▸ **Task brief**:
Copy the lines of the material below exactly, from the line containing "pieces-layer: ♜♞♝♛♚♝♞♜♟♟♟♟♟♟♟♟♜♞♝♛♚♟♞♜♟♟♟♟♟♟♟♝ [119,256,909,746]" through the line containing "white-pawn-h7: ♟ [761,438,865,500]", including both of those lines.

▸ **Records provided**:

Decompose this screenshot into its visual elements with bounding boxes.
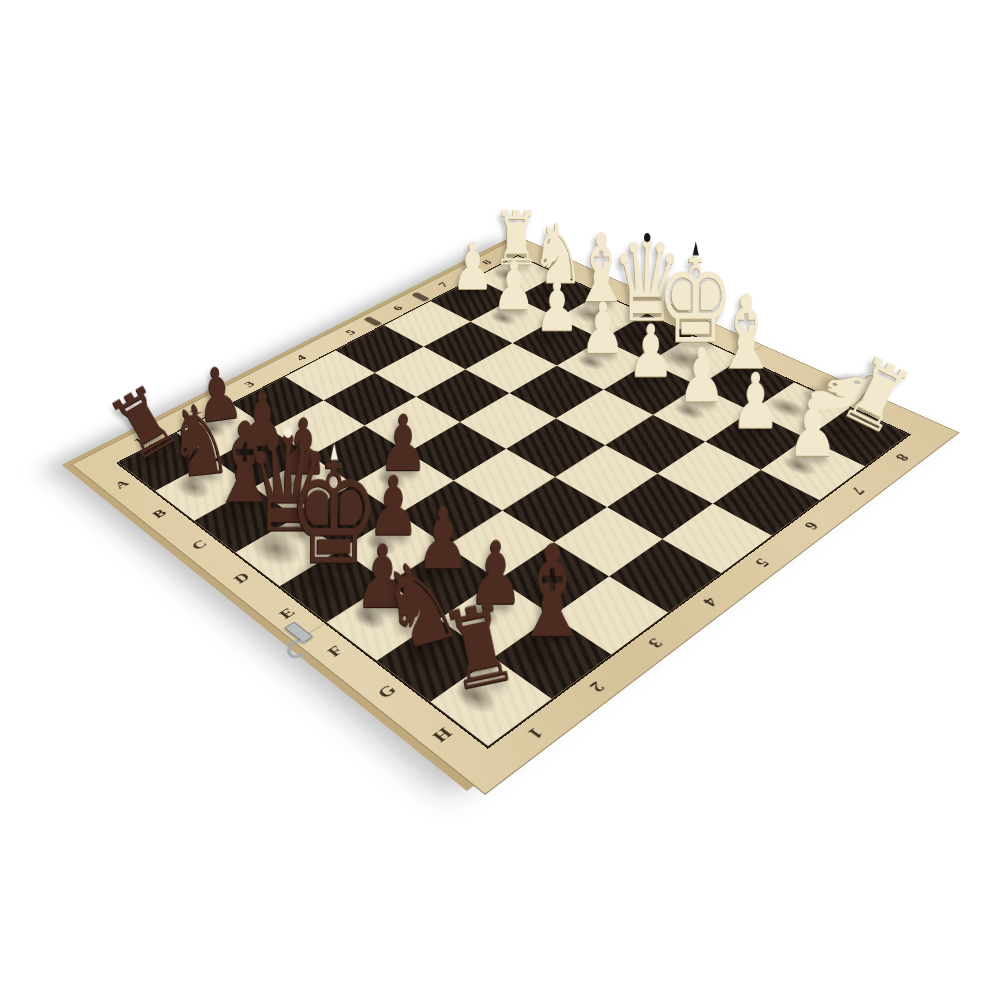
pieces-layer: ♜♞♝♛♚♝♞♜♟♟♟♟♟♟♟♟♜♞♝♛♚♟♞♜♟♟♟♟♟♟♟♝ [119,256,909,746]
finial-spike-icon [693,241,699,255]
piece-glyph: ♟ [753,389,873,468]
hinge-icon [363,316,382,326]
finial-spike-icon [331,443,338,460]
chess-board: ♜♞♝♛♚♝♞♜♟♟♟♟♟♟♟♟♜♞♝♛♚♟♞♜♟♟♟♟♟♟♟♝ ABCDEFG… [71,237,960,795]
white-pawn-h7: ♟ [761,438,865,500]
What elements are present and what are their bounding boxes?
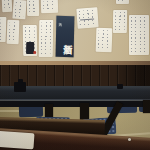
menu-sheet [12,0,26,19]
low-table-apron [0,101,150,107]
menu-sheet [39,20,54,57]
condiment-item [117,84,123,89]
menu-sheet [96,28,113,53]
menu-sheet-sake-label [23,25,38,56]
underline-stroke [80,19,94,21]
menu-sheet [41,0,58,13]
menu-sheet [116,0,129,4]
menu-sheet [2,0,13,12]
menu-sheet [27,0,39,16]
menu-stand [14,82,26,92]
banner-main-text: 新酒 [61,23,74,53]
hanko-seal-icon [33,51,36,54]
menu-sheet [76,7,98,28]
menu-sheet [113,10,127,33]
menu-sheet [129,15,149,55]
photo-izakaya-room: Photograph of a Japanese izakaya tatami … [0,0,150,150]
paper-placemat [0,131,35,150]
metal-fitting-icon [128,138,131,141]
menu-stand-handle [18,79,23,83]
table-leg [143,100,150,113]
sake-banner: 入荷 新酒 [56,16,75,57]
menu-sheet [7,20,20,44]
menu-sheet [0,17,6,42]
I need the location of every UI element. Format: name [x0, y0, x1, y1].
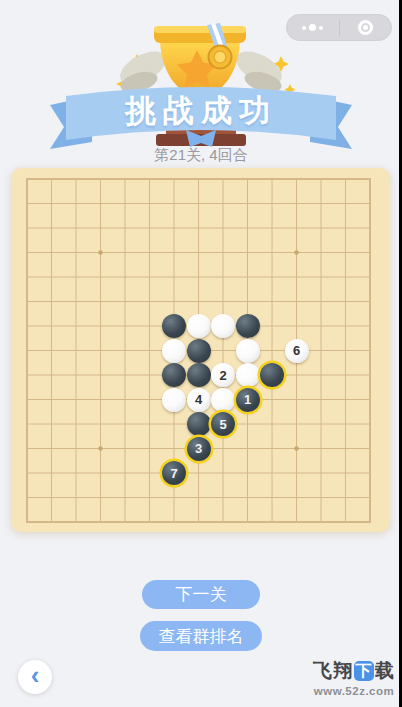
group-ranking-button[interactable]: 查看群排名 [140, 621, 262, 651]
back-button[interactable]: ‹ [18, 660, 52, 694]
next-level-button[interactable]: 下一关 [142, 580, 260, 609]
more-button[interactable] [287, 15, 339, 40]
level-subtitle: 第21关, 4回合 [0, 146, 402, 165]
watermark-brand-boxed: 下 [354, 661, 374, 681]
stone-black [187, 339, 211, 363]
stone-black [187, 412, 211, 436]
stone-black [162, 314, 186, 338]
screen: 挑战成功 第21关, 4回合 6241537 下一关 查看群排名 ‹ 飞翔 下 … [0, 0, 402, 707]
stone-black [260, 363, 284, 387]
more-dots-icon [302, 24, 323, 31]
stone-white [162, 339, 186, 363]
board-stones: 6241537 [11, 168, 390, 532]
wechat-capsule[interactable] [286, 14, 392, 41]
stone-white [211, 314, 235, 338]
exit-target-icon [358, 20, 373, 35]
watermark: 飞翔 下 载 www.52z.com [313, 658, 395, 697]
stone-white [236, 363, 260, 387]
stone-black [187, 363, 211, 387]
stone-white [162, 388, 186, 412]
stone-white [236, 339, 260, 363]
stone-white-move-2: 2 [211, 363, 235, 387]
stone-white-move-4: 4 [187, 388, 211, 412]
watermark-brand-right: 载 [375, 658, 395, 684]
watermark-url: www.52z.com [313, 685, 395, 697]
exit-button[interactable] [340, 15, 392, 40]
watermark-brand-left: 飞翔 [313, 658, 353, 684]
stone-black-move-3: 3 [187, 437, 211, 461]
stone-black [162, 363, 186, 387]
stone-black-move-5: 5 [211, 412, 235, 436]
stone-white [187, 314, 211, 338]
stone-black [236, 314, 260, 338]
watermark-brand: 飞翔 下 载 [313, 658, 395, 684]
stone-black-move-1: 1 [236, 388, 260, 412]
stone-white-move-6: 6 [285, 339, 309, 363]
stone-white [211, 388, 235, 412]
banner-title: 挑战成功 [0, 90, 402, 132]
stone-black-move-7: 7 [162, 461, 186, 485]
gomoku-board: 6241537 [11, 168, 390, 532]
chevron-left-icon: ‹ [31, 662, 40, 688]
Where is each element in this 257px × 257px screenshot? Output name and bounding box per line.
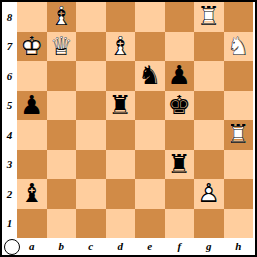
piece-white-bishop-d7[interactable]: ♝♗ bbox=[106, 32, 136, 62]
piece-white-rook-h4[interactable]: ♜♖ bbox=[224, 120, 254, 150]
file-label-a: a bbox=[17, 238, 47, 254]
file-label-g: g bbox=[194, 238, 224, 254]
turn-indicator-white-to-move bbox=[4, 239, 20, 255]
piece-black-king-f5[interactable]: ♚ bbox=[165, 91, 195, 121]
square-g1[interactable] bbox=[194, 209, 224, 239]
square-c7[interactable] bbox=[76, 32, 106, 62]
black-piece-fill: ♞ bbox=[135, 61, 165, 91]
rank-label-2: 2 bbox=[2, 179, 17, 209]
square-c8[interactable] bbox=[76, 2, 106, 32]
square-h3[interactable] bbox=[224, 150, 254, 180]
black-piece-fill: ♚ bbox=[165, 91, 195, 121]
piece-black-rook-f3[interactable]: ♜ bbox=[165, 150, 195, 180]
white-piece-outline: ♗ bbox=[106, 32, 136, 62]
square-g3[interactable] bbox=[194, 150, 224, 180]
rank-labels: 87654321 bbox=[2, 2, 17, 238]
square-g8[interactable]: ♜♖ bbox=[194, 2, 224, 32]
square-a1[interactable] bbox=[17, 209, 47, 239]
square-d1[interactable] bbox=[106, 209, 136, 239]
piece-black-pawn-f6[interactable]: ♟ bbox=[165, 61, 195, 91]
file-label-d: d bbox=[106, 238, 136, 254]
square-g4[interactable] bbox=[194, 120, 224, 150]
square-d4[interactable] bbox=[106, 120, 136, 150]
square-h2[interactable] bbox=[224, 179, 254, 209]
square-d2[interactable] bbox=[106, 179, 136, 209]
square-h4[interactable]: ♜♖ bbox=[224, 120, 254, 150]
square-d3[interactable] bbox=[106, 150, 136, 180]
black-piece-fill: ♟ bbox=[17, 91, 47, 121]
square-b2[interactable] bbox=[47, 179, 77, 209]
piece-white-queen-b7[interactable]: ♛♕ bbox=[47, 32, 77, 62]
square-g5[interactable] bbox=[194, 91, 224, 121]
rank-label-3: 3 bbox=[2, 150, 17, 180]
square-f8[interactable] bbox=[165, 2, 195, 32]
piece-white-king-a7[interactable]: ♚♔ bbox=[17, 32, 47, 62]
square-b5[interactable] bbox=[47, 91, 77, 121]
square-f3[interactable]: ♜ bbox=[165, 150, 195, 180]
square-a7[interactable]: ♚♔ bbox=[17, 32, 47, 62]
square-c3[interactable] bbox=[76, 150, 106, 180]
square-a6[interactable] bbox=[17, 61, 47, 91]
square-a3[interactable] bbox=[17, 150, 47, 180]
square-e2[interactable] bbox=[135, 179, 165, 209]
square-h6[interactable] bbox=[224, 61, 254, 91]
square-h5[interactable] bbox=[224, 91, 254, 121]
square-f4[interactable] bbox=[165, 120, 195, 150]
file-label-c: c bbox=[76, 238, 106, 254]
rank-label-7: 7 bbox=[2, 32, 17, 62]
piece-black-bishop-a2[interactable]: ♝ bbox=[17, 179, 47, 209]
piece-black-pawn-a5[interactable]: ♟ bbox=[17, 91, 47, 121]
piece-white-bishop-b8[interactable]: ♝♗ bbox=[47, 2, 77, 32]
square-h7[interactable]: ♞♘ bbox=[224, 32, 254, 62]
square-c2[interactable] bbox=[76, 179, 106, 209]
square-e8[interactable] bbox=[135, 2, 165, 32]
square-f6[interactable]: ♟ bbox=[165, 61, 195, 91]
white-piece-outline: ♘ bbox=[224, 32, 254, 62]
file-label-e: e bbox=[135, 238, 165, 254]
black-piece-fill: ♝ bbox=[17, 179, 47, 209]
square-e5[interactable] bbox=[135, 91, 165, 121]
square-f1[interactable] bbox=[165, 209, 195, 239]
piece-black-knight-e6[interactable]: ♞ bbox=[135, 61, 165, 91]
rank-label-4: 4 bbox=[2, 120, 17, 150]
white-piece-outline: ♕ bbox=[47, 32, 77, 62]
square-c6[interactable] bbox=[76, 61, 106, 91]
square-f2[interactable] bbox=[165, 179, 195, 209]
white-piece-outline: ♔ bbox=[17, 32, 47, 62]
square-e7[interactable] bbox=[135, 32, 165, 62]
square-a4[interactable] bbox=[17, 120, 47, 150]
file-labels: abcdefgh bbox=[17, 238, 253, 254]
square-c5[interactable] bbox=[76, 91, 106, 121]
square-f7[interactable] bbox=[165, 32, 195, 62]
chess-board: ♝♗♜♖♚♔♛♕♝♗♞♘♞♟♟♜♚♜♖♜♝♟♙ bbox=[17, 2, 253, 238]
black-piece-fill: ♟ bbox=[165, 61, 195, 91]
rank-label-1: 1 bbox=[2, 209, 17, 239]
square-d5[interactable]: ♜ bbox=[106, 91, 136, 121]
square-f5[interactable]: ♚ bbox=[165, 91, 195, 121]
square-d7[interactable]: ♝♗ bbox=[106, 32, 136, 62]
square-d8[interactable] bbox=[106, 2, 136, 32]
square-g2[interactable]: ♟♙ bbox=[194, 179, 224, 209]
white-piece-outline: ♖ bbox=[224, 120, 254, 150]
square-a8[interactable] bbox=[17, 2, 47, 32]
chess-diagram: 87654321 ♝♗♜♖♚♔♛♕♝♗♞♘♞♟♟♜♚♜♖♜♝♟♙ abcdefg… bbox=[0, 0, 257, 257]
square-e6[interactable]: ♞ bbox=[135, 61, 165, 91]
square-c4[interactable] bbox=[76, 120, 106, 150]
square-b7[interactable]: ♛♕ bbox=[47, 32, 77, 62]
square-h1[interactable] bbox=[224, 209, 254, 239]
white-piece-outline: ♖ bbox=[194, 2, 224, 32]
square-g6[interactable] bbox=[194, 61, 224, 91]
piece-black-rook-d5[interactable]: ♜ bbox=[106, 91, 136, 121]
square-a5[interactable]: ♟ bbox=[17, 91, 47, 121]
square-a2[interactable]: ♝ bbox=[17, 179, 47, 209]
black-piece-fill: ♜ bbox=[165, 150, 195, 180]
square-e1[interactable] bbox=[135, 209, 165, 239]
rank-label-8: 8 bbox=[2, 2, 17, 32]
piece-white-pawn-g2[interactable]: ♟♙ bbox=[194, 179, 224, 209]
square-b1[interactable] bbox=[47, 209, 77, 239]
file-label-f: f bbox=[165, 238, 195, 254]
square-e4[interactable] bbox=[135, 120, 165, 150]
square-b3[interactable] bbox=[47, 150, 77, 180]
square-b6[interactable] bbox=[47, 61, 77, 91]
file-label-b: b bbox=[47, 238, 77, 254]
square-e3[interactable] bbox=[135, 150, 165, 180]
white-piece-outline: ♙ bbox=[194, 179, 224, 209]
piece-white-rook-g8[interactable]: ♜♖ bbox=[194, 2, 224, 32]
black-piece-fill: ♜ bbox=[106, 91, 136, 121]
square-d6[interactable] bbox=[106, 61, 136, 91]
rank-label-5: 5 bbox=[2, 91, 17, 121]
file-label-h: h bbox=[224, 238, 254, 254]
square-b8[interactable]: ♝♗ bbox=[47, 2, 77, 32]
white-piece-outline: ♗ bbox=[47, 2, 77, 32]
square-b4[interactable] bbox=[47, 120, 77, 150]
rank-label-6: 6 bbox=[2, 61, 17, 91]
square-g7[interactable] bbox=[194, 32, 224, 62]
square-h8[interactable] bbox=[224, 2, 254, 32]
square-c1[interactable] bbox=[76, 209, 106, 239]
piece-white-knight-h7[interactable]: ♞♘ bbox=[224, 32, 254, 62]
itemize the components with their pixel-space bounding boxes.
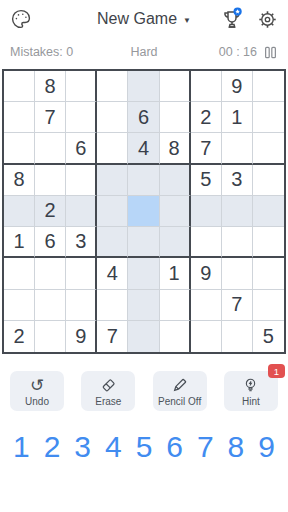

▸ **Finished task**:
pieces-layer: ♜♞♝♛♚♝♞♜♟♟♟♟♟♟♟♟♜♞♝♛♚♟♞♜♟♟♟♟♟♟♟♝ [119,256,909,746]
finial-spike-icon [693,241,699,255]
piece-glyph: ♟ [753,389,873,468]
hinge-icon [363,316,382,326]
finial-spike-icon [331,443,338,460]
chess-board: ♜♞♝♛♚♝♞♜♟♟♟♟♟♟♟♟♜♞♝♛♚♟♞♜♟♟♟♟♟♟♟♝ ABCDEFG… [71,237,960,795]
white-pawn-h7: ♟ [761,438,865,500]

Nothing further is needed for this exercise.